- Stated problem -
Find each line with "unitario" and copy it.

- Records to process -
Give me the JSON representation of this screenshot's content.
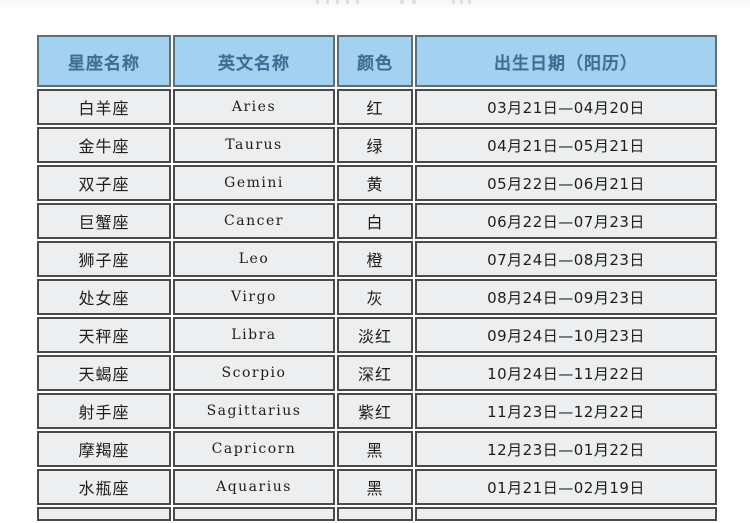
{
  "page": {
    "background_color": "#ffffff",
    "top_remnant_note": ""
  },
  "table": {
    "header_background": "#a3d1f0",
    "header_text_color": "#3e6d93",
    "cell_background": "#eceeef",
    "border_color": "#4a4a4a",
    "columns": [
      {
        "key": "name",
        "label": "星座名称"
      },
      {
        "key": "en",
        "label": "英文名称"
      },
      {
        "key": "color",
        "label": "颜色"
      },
      {
        "key": "date",
        "label": "出生日期（阳历）"
      }
    ],
    "rows": [
      {
        "name": "白羊座",
        "en": "Aries",
        "color": "红",
        "date": "03月21日—04月20日"
      },
      {
        "name": "金牛座",
        "en": "Taurus",
        "color": "绿",
        "date": "04月21日—05月21日"
      },
      {
        "name": "双子座",
        "en": "Gemini",
        "color": "黄",
        "date": "05月22日—06月21日"
      },
      {
        "name": "巨蟹座",
        "en": "Cancer",
        "color": "白",
        "date": "06月22日—07月23日"
      },
      {
        "name": "狮子座",
        "en": "Leo",
        "color": "橙",
        "date": "07月24日—08月23日"
      },
      {
        "name": "处女座",
        "en": "Virgo",
        "color": "灰",
        "date": "08月24日—09月23日"
      },
      {
        "name": "天秤座",
        "en": "Libra",
        "color": "淡红",
        "date": "09月24日—10月23日"
      },
      {
        "name": "天蝎座",
        "en": "Scorpio",
        "color": "深红",
        "date": "10月24日—11月22日"
      },
      {
        "name": "射手座",
        "en": "Sagittarius",
        "color": "紫红",
        "date": "11月23日—12月22日"
      },
      {
        "name": "摩羯座",
        "en": "Capricorn",
        "color": "黑",
        "date": "12月23日—01月22日"
      },
      {
        "name": "水瓶座",
        "en": "Aquarius",
        "color": "黑",
        "date": "01月21日—02月19日"
      },
      {
        "name": "",
        "en": "",
        "color": "",
        "date": ""
      }
    ]
  }
}
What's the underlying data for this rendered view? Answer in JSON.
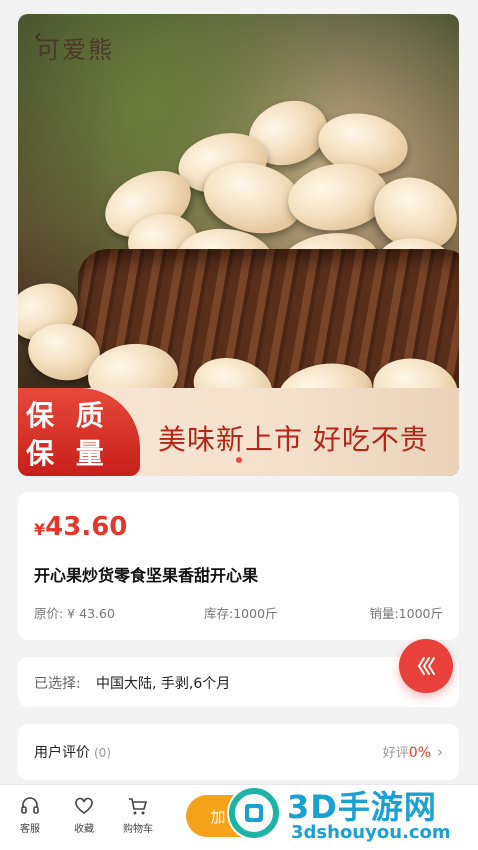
{
  "hero": {
    "brand": "可爱熊",
    "badge_line1": "保 质",
    "badge_line2": "保 量",
    "slogan": "美味新上市 好吃不贵"
  },
  "product": {
    "currency": "¥",
    "price": "43.60",
    "title": "开心果炒货零食坚果香甜开心果",
    "original_price": "原价: ¥ 43.60",
    "stock": "库存:1000斤",
    "sales": "销量:1000斤"
  },
  "selection": {
    "label": "已选择:",
    "value": "中国大陆, 手剥,6个月"
  },
  "reviews": {
    "title": "用户评价",
    "count": "(0)",
    "positive_label": "好评",
    "positive_rate": "0%"
  },
  "bottom_bar": {
    "service": "客服",
    "favorite": "收藏",
    "cart": "购物车",
    "add_to_cart": "加"
  },
  "watermark": {
    "title": "3D手游网",
    "url": "3dshouyou.com"
  },
  "colors": {
    "price_red": "#e2382b",
    "add_cart_orange": "#f6a21a",
    "float_button": "#e8403a"
  }
}
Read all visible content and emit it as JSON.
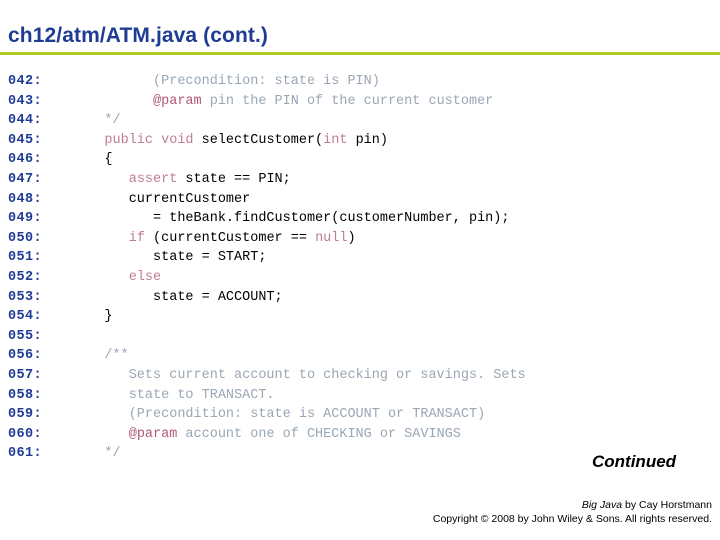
{
  "slide": {
    "title": "ch12/atm/ATM.java  (cont.)",
    "rule_color": "#b0ce22",
    "title_color": "#1f3c94"
  },
  "continued_label": "Continued",
  "footer": {
    "credit_book": "Big Java",
    "credit_rest": " by  Cay Horstmann",
    "copyright": "Copyright © 2008 by John Wiley  & Sons.  All rights reserved."
  },
  "colors": {
    "keyword": "#c07d92",
    "comment": "#9aa7b4",
    "javadoc_tag": "#b05878",
    "plain": "#000000",
    "lineno": "#1f3c94"
  },
  "code": {
    "lines": [
      {
        "no": "042:",
        "tokens": [
          {
            "t": "          (Precondition: state is PIN)",
            "c": "comment"
          }
        ]
      },
      {
        "no": "043:",
        "tokens": [
          {
            "t": "          ",
            "c": "plain"
          },
          {
            "t": "@param",
            "c": "tag"
          },
          {
            "t": " pin the PIN of the current customer",
            "c": "comment"
          }
        ]
      },
      {
        "no": "044:",
        "tokens": [
          {
            "t": "    */",
            "c": "comment"
          }
        ]
      },
      {
        "no": "045:",
        "tokens": [
          {
            "t": "    ",
            "c": "plain"
          },
          {
            "t": "public void",
            "c": "keyword"
          },
          {
            "t": " selectCustomer(",
            "c": "plain"
          },
          {
            "t": "int",
            "c": "keyword"
          },
          {
            "t": " pin)",
            "c": "plain"
          }
        ]
      },
      {
        "no": "046:",
        "tokens": [
          {
            "t": "    {",
            "c": "plain"
          }
        ]
      },
      {
        "no": "047:",
        "tokens": [
          {
            "t": "       ",
            "c": "plain"
          },
          {
            "t": "assert",
            "c": "keyword"
          },
          {
            "t": " state == PIN;",
            "c": "plain"
          }
        ]
      },
      {
        "no": "048:",
        "tokens": [
          {
            "t": "       currentCustomer",
            "c": "plain"
          }
        ]
      },
      {
        "no": "049:",
        "tokens": [
          {
            "t": "          = theBank.findCustomer(customerNumber, pin);",
            "c": "plain"
          }
        ]
      },
      {
        "no": "050:",
        "tokens": [
          {
            "t": "       ",
            "c": "plain"
          },
          {
            "t": "if",
            "c": "keyword"
          },
          {
            "t": " (currentCustomer == ",
            "c": "plain"
          },
          {
            "t": "null",
            "c": "keyword"
          },
          {
            "t": ")",
            "c": "plain"
          }
        ]
      },
      {
        "no": "051:",
        "tokens": [
          {
            "t": "          state = START;",
            "c": "plain"
          }
        ]
      },
      {
        "no": "052:",
        "tokens": [
          {
            "t": "       ",
            "c": "plain"
          },
          {
            "t": "else",
            "c": "keyword"
          }
        ]
      },
      {
        "no": "053:",
        "tokens": [
          {
            "t": "          state = ACCOUNT;",
            "c": "plain"
          }
        ]
      },
      {
        "no": "054:",
        "tokens": [
          {
            "t": "    }",
            "c": "plain"
          }
        ]
      },
      {
        "no": "055:",
        "tokens": [
          {
            "t": "",
            "c": "plain"
          }
        ]
      },
      {
        "no": "056:",
        "tokens": [
          {
            "t": "    /**",
            "c": "comment"
          }
        ]
      },
      {
        "no": "057:",
        "tokens": [
          {
            "t": "       Sets current account to checking or savings. Sets",
            "c": "comment"
          }
        ]
      },
      {
        "no": "058:",
        "tokens": [
          {
            "t": "       state to TRANSACT.",
            "c": "comment"
          }
        ]
      },
      {
        "no": "059:",
        "tokens": [
          {
            "t": "       (Precondition: state is ACCOUNT or TRANSACT)",
            "c": "comment"
          }
        ]
      },
      {
        "no": "060:",
        "tokens": [
          {
            "t": "       ",
            "c": "plain"
          },
          {
            "t": "@param",
            "c": "tag"
          },
          {
            "t": " account one of CHECKING or SAVINGS",
            "c": "comment"
          }
        ]
      },
      {
        "no": "061:",
        "tokens": [
          {
            "t": "    */",
            "c": "comment"
          }
        ]
      }
    ]
  }
}
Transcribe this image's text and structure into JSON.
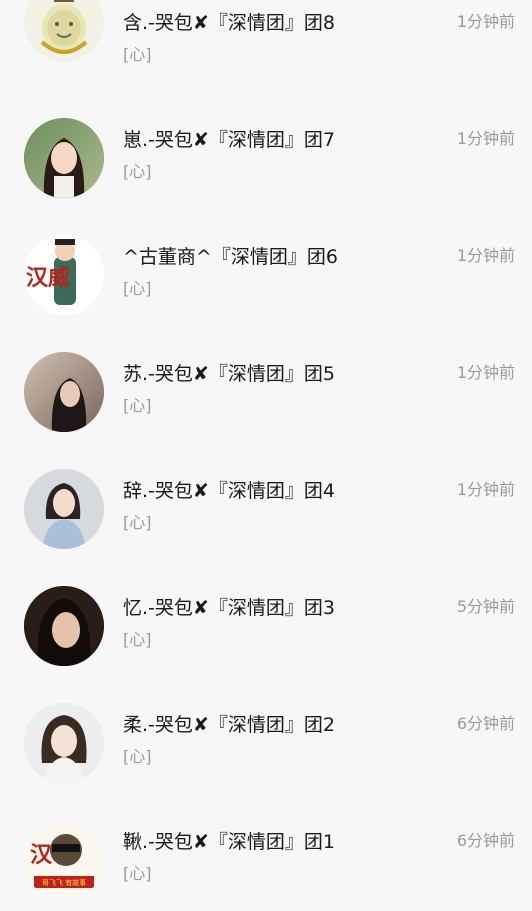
{
  "conversations": [
    {
      "name": "含.-哭包✘『深情团』团8",
      "preview": "[心]",
      "time": "1分钟前"
    },
    {
      "name": "崽.-哭包✘『深情团』团7",
      "preview": "[心]",
      "time": "1分钟前"
    },
    {
      "name": "^古董商^『深情团』团6",
      "preview": "[心]",
      "time": "1分钟前"
    },
    {
      "name": "苏.-哭包✘『深情团』团5",
      "preview": "[心]",
      "time": "1分钟前"
    },
    {
      "name": "辞.-哭包✘『深情团』团4",
      "preview": "[心]",
      "time": "1分钟前"
    },
    {
      "name": "忆.-哭包✘『深情团』团3",
      "preview": "[心]",
      "time": "5分钟前"
    },
    {
      "name": "柔.-哭包✘『深情团』团2",
      "preview": "[心]",
      "time": "6分钟前"
    },
    {
      "name": "鞦.-哭包✘『深情团』团1",
      "preview": "[心]",
      "time": "6分钟前"
    }
  ],
  "avatar_logo_text": {
    "row3": "汉威",
    "row8_top": "汉",
    "row8_banner": "哥飞飞 有故事"
  },
  "colors": {
    "background": "#f7f7f8",
    "name_text": "#1a1a1a",
    "secondary_text": "#9a9a9a",
    "logo_red": "#b3241d"
  }
}
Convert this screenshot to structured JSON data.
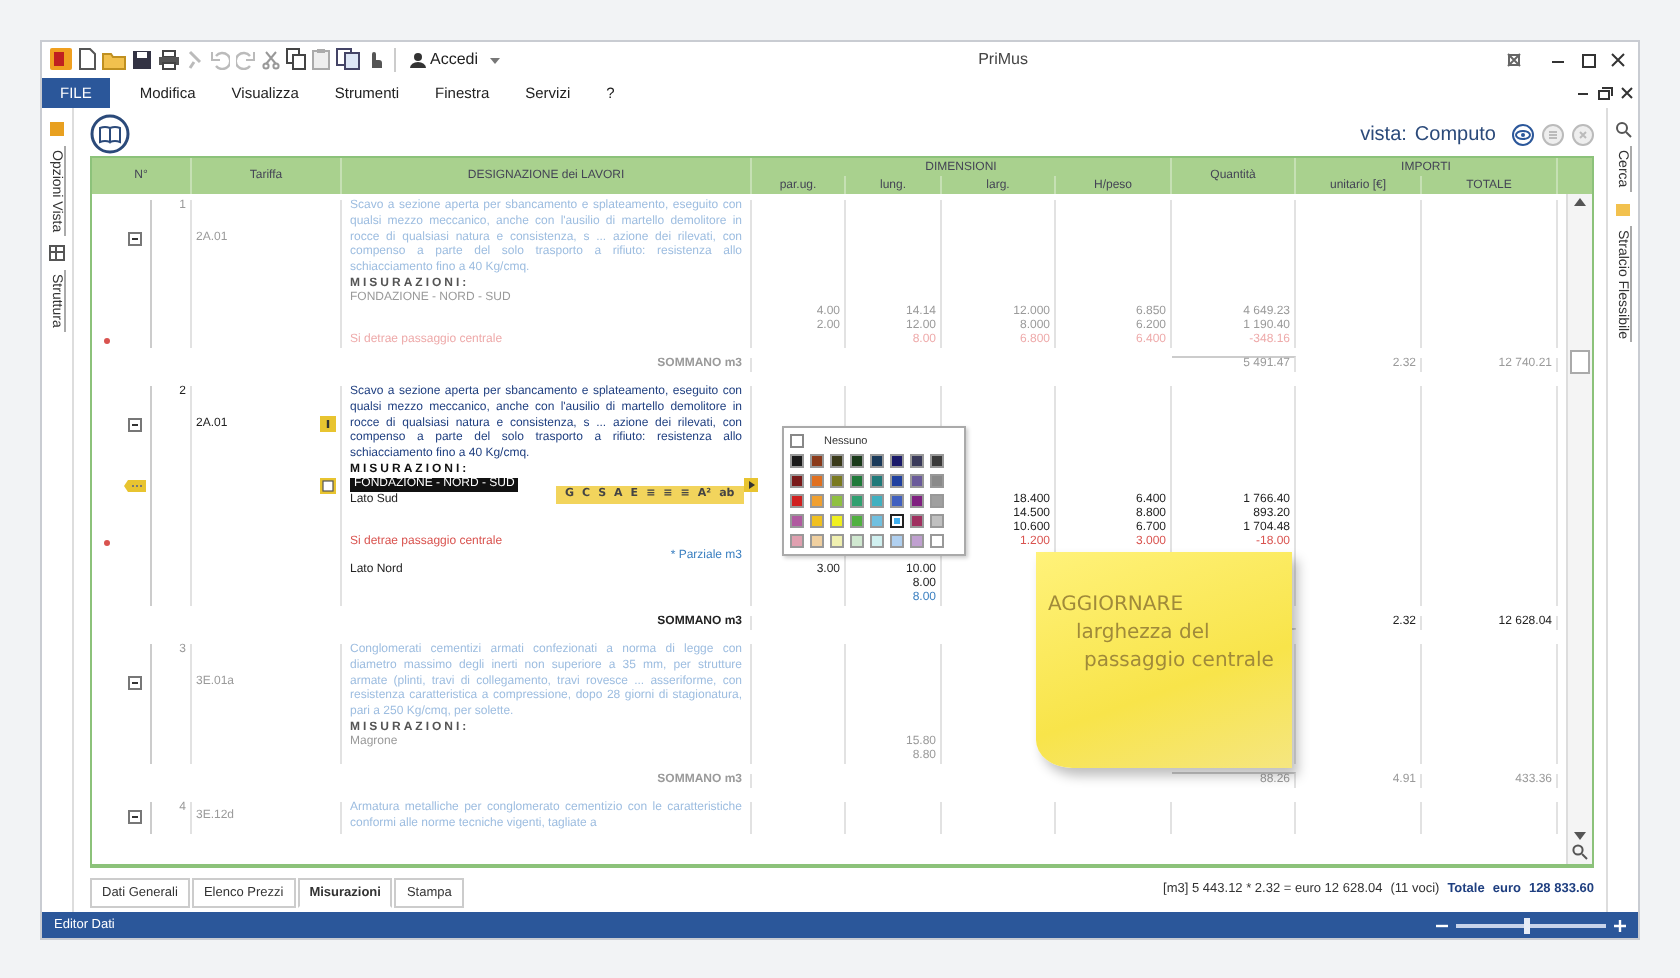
{
  "title_bar": {
    "app_name": "PriMus",
    "account_label": "Accedi"
  },
  "menu": [
    {
      "label": "FILE",
      "kind": "file"
    },
    {
      "label": "Modifica",
      "kind": "item"
    },
    {
      "label": "Visualizza",
      "kind": "item"
    },
    {
      "label": "Strumenti",
      "kind": "item"
    },
    {
      "label": "Finestra",
      "kind": "item"
    },
    {
      "label": "Servizi",
      "kind": "item"
    },
    {
      "label": "?",
      "kind": "item"
    }
  ],
  "side_left": [
    {
      "label": "Opzioni Vista"
    },
    {
      "label": "Struttura"
    }
  ],
  "side_right": [
    {
      "label": "Cerca"
    },
    {
      "label": "Stralcio Flessibile"
    }
  ],
  "view": {
    "label": "vista:",
    "value": "Computo"
  },
  "table": {
    "columns": {
      "number": "N°",
      "tariffa": "Tariffa",
      "designazione": "DESIGNAZIONE dei LAVORI",
      "dimensioni": "DIMENSIONI",
      "par_ug": "par.ug.",
      "lung": "lung.",
      "larg": "larg.",
      "h_peso": "H/peso",
      "quantita": "Quantità",
      "importi": "IMPORTI",
      "unitario": "unitario [€]",
      "totale": "TOTALE"
    },
    "records": [
      {
        "number": "1",
        "tariffa": "2A.01",
        "selected": false,
        "lines": [
          {
            "kind": "text",
            "text": "Scavo a sezione aperta per sbancamento e splateamento, eseguito con qualsi mezzo meccanico, anche con l'ausilio di martello demolitore in rocce di qualsiasi natura e consistenza, s ... azione dei rilevati, con compenso a parte del solo trasporto a rifiuto: resistenza allo schiacciamento fino a 40 Kg/cmq."
          },
          {
            "kind": "heading",
            "text": "MISURAZIONI:"
          },
          {
            "kind": "measure",
            "label": "FONDAZIONE - NORD - SUD"
          },
          {
            "kind": "measure",
            "par_ug": "4.00",
            "lung": "14.14",
            "larg": "12.000",
            "h_peso": "6.850",
            "quantita": "4 649.23"
          },
          {
            "kind": "measure",
            "par_ug": "2.00",
            "lung": "12.00",
            "larg": "8.000",
            "h_peso": "6.200",
            "quantita": "1 190.40"
          },
          {
            "kind": "deduction",
            "label": "Si detrae passaggio centrale",
            "lung": "8.00",
            "larg": "6.800",
            "h_peso": "6.400",
            "quantita": "-348.16"
          },
          {
            "kind": "sommano",
            "label": "SOMMANO m3",
            "quantita": "5 491.47",
            "unitario": "2.32",
            "totale": "12 740.21"
          }
        ]
      },
      {
        "number": "2",
        "tariffa": "2A.01",
        "selected": true,
        "lines": [
          {
            "kind": "text",
            "text": "Scavo a sezione aperta per sbancamento e splateamento, eseguito con qualsi mezzo meccanico, anche con l'ausilio di martello demolitore in rocce di qualsiasi natura e consistenza, s ... azione dei rilevati, con compenso a parte del solo trasporto a rifiuto: resistenza allo schiacciamento fino a 40 Kg/cmq."
          },
          {
            "kind": "heading",
            "text": "MISURAZIONI:"
          },
          {
            "kind": "editing",
            "label": "FONDAZIONE - NORD - SUD"
          },
          {
            "kind": "measure",
            "label": "Lato Sud",
            "larg": "18.400",
            "h_peso": "6.400",
            "quantita": "1 766.40"
          },
          {
            "kind": "measure",
            "larg": "14.500",
            "h_peso": "8.800",
            "quantita": "893.20"
          },
          {
            "kind": "measure",
            "larg": "10.600",
            "h_peso": "6.700",
            "quantita": "1 704.48"
          },
          {
            "kind": "deduction",
            "label": "Si detrae passaggio centrale",
            "larg": "1.200",
            "h_peso": "3.000",
            "quantita": "-18.00"
          },
          {
            "kind": "partial",
            "label": "* Parziale m3"
          },
          {
            "kind": "measure",
            "label": "Lato Nord",
            "par_ug": "3.00",
            "lung": "10.00"
          },
          {
            "kind": "measure",
            "lung": "8.00"
          },
          {
            "kind": "linked",
            "lung": "8.00"
          },
          {
            "kind": "sommano",
            "label": "SOMMANO m3",
            "unitario": "2.32",
            "totale": "12 628.04"
          }
        ]
      },
      {
        "number": "3",
        "tariffa": "3E.01a",
        "selected": false,
        "lines": [
          {
            "kind": "text",
            "text": "Conglomerati cementizi armati confezionati a norma di legge con diametro massimo degli inerti non superiore a 35 mm, per strutture armate (plinti, travi di collegamento, travi rovesce ... asseriforme, con resistenza caratteristica a compressione, dopo 28 giorni di stagionatura, pari a 250 Kg/cmq, per solette."
          },
          {
            "kind": "heading",
            "text": "MISURAZIONI:"
          },
          {
            "kind": "measure",
            "label": "Magrone",
            "lung": "15.80"
          },
          {
            "kind": "measure",
            "lung": "8.80"
          },
          {
            "kind": "sommano",
            "label": "SOMMANO m3",
            "quantita": "88.26",
            "unitario": "4.91",
            "totale": "433.36"
          }
        ]
      },
      {
        "number": "4",
        "tariffa": "3E.12d",
        "selected": false,
        "lines": [
          {
            "kind": "text",
            "text": "Armatura metalliche per conglomerato cementizio con le caratteristiche conformi alle norme tecniche vigenti, tagliate a"
          }
        ]
      }
    ]
  },
  "color_picker": {
    "none_label": "Nessuno",
    "swatches": [
      {
        "color": "#1a1a1a",
        "selected": false
      },
      {
        "color": "#8b3a1a",
        "selected": false
      },
      {
        "color": "#3a3a1a",
        "selected": false
      },
      {
        "color": "#1a3a1a",
        "selected": false
      },
      {
        "color": "#1a3a5a",
        "selected": false
      },
      {
        "color": "#1a1a6a",
        "selected": false
      },
      {
        "color": "#3a3a5a",
        "selected": false
      },
      {
        "color": "#3a3a3a",
        "selected": false
      },
      {
        "color": "#7a1a1a",
        "selected": false
      },
      {
        "color": "#e07020",
        "selected": false
      },
      {
        "color": "#7a7a20",
        "selected": false
      },
      {
        "color": "#207a3a",
        "selected": false
      },
      {
        "color": "#207a7a",
        "selected": false
      },
      {
        "color": "#2040a0",
        "selected": false
      },
      {
        "color": "#6a5a9a",
        "selected": false
      },
      {
        "color": "#8a8a8a",
        "selected": false
      },
      {
        "color": "#d02020",
        "selected": false
      },
      {
        "color": "#f0a030",
        "selected": false
      },
      {
        "color": "#90c040",
        "selected": false
      },
      {
        "color": "#30a070",
        "selected": false
      },
      {
        "color": "#40b0c0",
        "selected": false
      },
      {
        "color": "#4060c0",
        "selected": false
      },
      {
        "color": "#802080",
        "selected": false
      },
      {
        "color": "#a0a0a0",
        "selected": false
      },
      {
        "color": "#b05aa0",
        "selected": false
      },
      {
        "color": "#f0c020",
        "selected": false
      },
      {
        "color": "#f0f020",
        "selected": false
      },
      {
        "color": "#50b040",
        "selected": false
      },
      {
        "color": "#70c0e0",
        "selected": false
      },
      {
        "color": "#40b0f0",
        "selected": true
      },
      {
        "color": "#a03060",
        "selected": false
      },
      {
        "color": "#c0c0c0",
        "selected": false
      },
      {
        "color": "#e0a0b0",
        "selected": false
      },
      {
        "color": "#f0d0a0",
        "selected": false
      },
      {
        "color": "#f0f0b0",
        "selected": false
      },
      {
        "color": "#d0e8d0",
        "selected": false
      },
      {
        "color": "#d0f0f0",
        "selected": false
      },
      {
        "color": "#b0d0f0",
        "selected": false
      },
      {
        "color": "#c0a0d0",
        "selected": false
      },
      {
        "color": "#ffffff",
        "selected": false
      }
    ]
  },
  "format_toolbar": {
    "buttons": [
      "G",
      "C",
      "S",
      "A",
      "E",
      "≡",
      "≡",
      "≡",
      "A²",
      "ab"
    ]
  },
  "sticky_note": {
    "lines": [
      "AGGIORNARE",
      "larghezza del",
      "passaggio centrale"
    ]
  },
  "sheet_tabs": [
    {
      "label": "Dati Generali",
      "selected": false
    },
    {
      "label": "Elenco Prezzi",
      "selected": false
    },
    {
      "label": "Misurazioni",
      "selected": true
    },
    {
      "label": "Stampa",
      "selected": false
    }
  ],
  "summary": {
    "formula": "[m3] 5 443.12 * 2.32 = euro 12 628.04",
    "count": "(11 voci)",
    "total_label": "Totale",
    "currency": "euro",
    "total": "128 833.60"
  },
  "status_bar": {
    "label": "Editor Dati",
    "zoom": {
      "level": 0.47
    }
  }
}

- Task output -
      "unitario": "unitario [€]",
            "unitario": "2.32",
            "unitario": "2.32",
            "unitario": "4.91",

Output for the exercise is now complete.